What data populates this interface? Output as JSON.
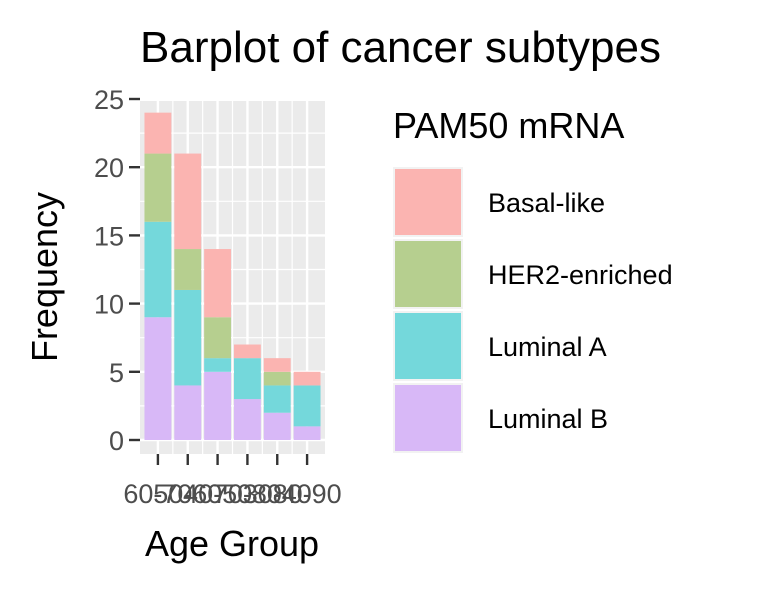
{
  "chart_data": {
    "type": "bar",
    "stacked": true,
    "title": "Barplot of cancer subtypes",
    "xlabel": "Age Group",
    "ylabel": "Frequency",
    "categories": [
      "60-70",
      "50-60",
      "40-50",
      "70-80",
      "30-40",
      "80-90"
    ],
    "series": [
      {
        "name": "Luminal B",
        "color": "#d8b8f7",
        "values": [
          9,
          4,
          5,
          3,
          2,
          1
        ]
      },
      {
        "name": "Luminal A",
        "color": "#74d8db",
        "values": [
          7,
          7,
          1,
          3,
          2,
          3
        ]
      },
      {
        "name": "HER2-enriched",
        "color": "#b6cf8f",
        "values": [
          5,
          3,
          3,
          0,
          1,
          0
        ]
      },
      {
        "name": "Basal-like",
        "color": "#fbb4b1",
        "values": [
          3,
          7,
          5,
          1,
          1,
          1
        ]
      }
    ],
    "yticks": [
      0,
      5,
      10,
      15,
      20,
      25
    ],
    "ylim": [
      0,
      25
    ],
    "grid": true,
    "legend": {
      "title": "PAM50 mRNA",
      "placement": "right",
      "order": [
        "Basal-like",
        "HER2-enriched",
        "Luminal A",
        "Luminal B"
      ]
    }
  }
}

(What you should do) In the records above, find each line that mentions the word "title", and copy it.

(Answer space)
    "title": "Barplot of cancer subtypes",
      "title": "PAM50 mRNA",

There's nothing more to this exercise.